PROVIDED PASSAGE Start Marker

That’s the badger

It’s been a rather good weekend. Today Amy and John came over and we spent most of the day wandering around the town. We went to a bookshop where there turned out to be a signing by a local author called Tamera Lawrence who had just written her first book. I talked to her for a bit and she told me that the important thing is to write every day: I think this is good advice and since I won’t be able to spend spare time on the Welsh course after all it seems a good thing to put some hours into. Anyway, Rio found herself some books, and then we went to a comic shop where she bought herself an Emily the Strange comic. Later we went home and played Mao: Rio is a formidable opponent and won three against my one. I really am very proud of her. Then we went to the diner and had dinner together and played Apples to Apples.

I’ve also built the first version of a unit test suite for Metacity. There’s only the one test at the moment (for reparenting) but it’s scriptable so it’ll be less difficult to add more tests as we go along. Next I want to test all the keypresses and as many GConf keys as possible. (Whoever had the idea about including a private DBus daemon was absolutely correct. Thank you.)

I am very excited that we might get a project-wide DVCS, even if it’s not the one I voted for.

I may have posted about this already

I am writing unit tests for Metacity. One of the things I want to be able to test is the response to various GConf settings. I am not seeing any easy way of running a per-process GConf server. Is there an easy way of doing this?

One alternative might be to add an optional bit of code to read .ini files and ignore GConf when one was specified. The prefs code in Metacity is modular enough that this wouldn’t be difficult. It might even be more generally useful: Metacity is buildable without GConf for use in embedded systems, but it uses all defaults and isn’t configurable.

Not the best day

Yesterday was a good day; I got a lot done, Alex took us out to eat, and things were good. I think perhaps I slept badly last night because today I’ve been feeling rather out of it all day. I did remember to pay the mortgage at lunchtime, and I got a chance to cook in the evening (I made spag bol). I was talking to Lampeter University about doing (part time distance learning) Welsh courses with them, and it all seemed possible but it turns out that of course they charge quite a bit more if you live overseas. And it’s raining like a rather enthusiastic power shower out there, only a lot colder (I just went out in it to buy milk). Blah.

PROVIDED PASSAGE End Marker

*ACTIVITY LIST*:
A – List every person named in the blog posts.
B – Decide whether each statement agrees with the blog posts, answering yes or no and quoting the words that settle it: (i) Rio won three games of Mao to the writer's one. (ii) The unit test suite for Metacity currently holds several tests. (iii) The writer cooked spag bol in the evening.
These records come from a source separate from the blog posts.

INFORMATION PROVIDED Start Marker

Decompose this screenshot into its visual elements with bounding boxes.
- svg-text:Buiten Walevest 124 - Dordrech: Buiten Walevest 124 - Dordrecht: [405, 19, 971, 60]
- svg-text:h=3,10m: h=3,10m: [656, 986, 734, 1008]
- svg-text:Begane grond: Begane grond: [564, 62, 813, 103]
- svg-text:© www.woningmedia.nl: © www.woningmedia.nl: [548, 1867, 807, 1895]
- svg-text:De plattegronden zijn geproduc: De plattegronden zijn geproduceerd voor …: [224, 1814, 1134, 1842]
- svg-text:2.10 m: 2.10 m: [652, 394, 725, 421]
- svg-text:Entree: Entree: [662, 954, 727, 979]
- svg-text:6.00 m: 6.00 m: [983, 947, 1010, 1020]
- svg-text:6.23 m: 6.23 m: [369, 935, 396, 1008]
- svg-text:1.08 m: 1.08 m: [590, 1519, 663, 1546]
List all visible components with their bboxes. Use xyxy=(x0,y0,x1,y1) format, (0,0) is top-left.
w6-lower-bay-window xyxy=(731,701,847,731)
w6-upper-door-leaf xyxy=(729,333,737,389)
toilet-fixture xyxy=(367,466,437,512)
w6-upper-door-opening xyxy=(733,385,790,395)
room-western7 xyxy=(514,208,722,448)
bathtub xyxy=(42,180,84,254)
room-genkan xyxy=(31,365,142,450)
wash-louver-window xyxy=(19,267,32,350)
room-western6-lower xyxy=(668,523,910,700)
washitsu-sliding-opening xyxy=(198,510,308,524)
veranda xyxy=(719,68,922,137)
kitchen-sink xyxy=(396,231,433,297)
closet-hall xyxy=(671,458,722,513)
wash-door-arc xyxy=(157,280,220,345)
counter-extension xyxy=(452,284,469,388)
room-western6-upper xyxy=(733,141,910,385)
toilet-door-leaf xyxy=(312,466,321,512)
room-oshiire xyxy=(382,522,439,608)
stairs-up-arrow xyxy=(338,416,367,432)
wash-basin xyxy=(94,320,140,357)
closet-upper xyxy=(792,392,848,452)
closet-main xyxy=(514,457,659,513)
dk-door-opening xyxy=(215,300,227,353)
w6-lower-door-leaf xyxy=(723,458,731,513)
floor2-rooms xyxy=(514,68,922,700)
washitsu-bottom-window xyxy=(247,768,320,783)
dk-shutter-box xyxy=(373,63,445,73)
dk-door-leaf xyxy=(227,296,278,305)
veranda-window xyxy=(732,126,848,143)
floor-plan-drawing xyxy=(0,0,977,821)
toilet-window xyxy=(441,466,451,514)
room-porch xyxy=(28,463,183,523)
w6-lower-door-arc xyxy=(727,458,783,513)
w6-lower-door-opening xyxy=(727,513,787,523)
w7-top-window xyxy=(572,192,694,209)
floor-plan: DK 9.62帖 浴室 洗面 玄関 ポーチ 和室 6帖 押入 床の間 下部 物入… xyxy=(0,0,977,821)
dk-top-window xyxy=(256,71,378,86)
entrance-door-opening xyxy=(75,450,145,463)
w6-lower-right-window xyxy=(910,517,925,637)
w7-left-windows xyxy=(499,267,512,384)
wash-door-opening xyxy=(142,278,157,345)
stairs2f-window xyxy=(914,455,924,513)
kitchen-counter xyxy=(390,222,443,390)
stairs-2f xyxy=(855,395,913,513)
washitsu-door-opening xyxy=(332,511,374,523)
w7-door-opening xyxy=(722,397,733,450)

INFORMATION PROVIDED End Marker

*ACTIVITY ANSWERS*:
A – Amy, John, Tamera Lawrence, Rio, Alex

B –
(i) Yes: "Rio is a formidable opponent and won three against my one."
(ii) No: "There’s only the one test at the moment (for reparenting)"
(iii) Yes: "I got a chance to cook in the evening (I made spag bol)"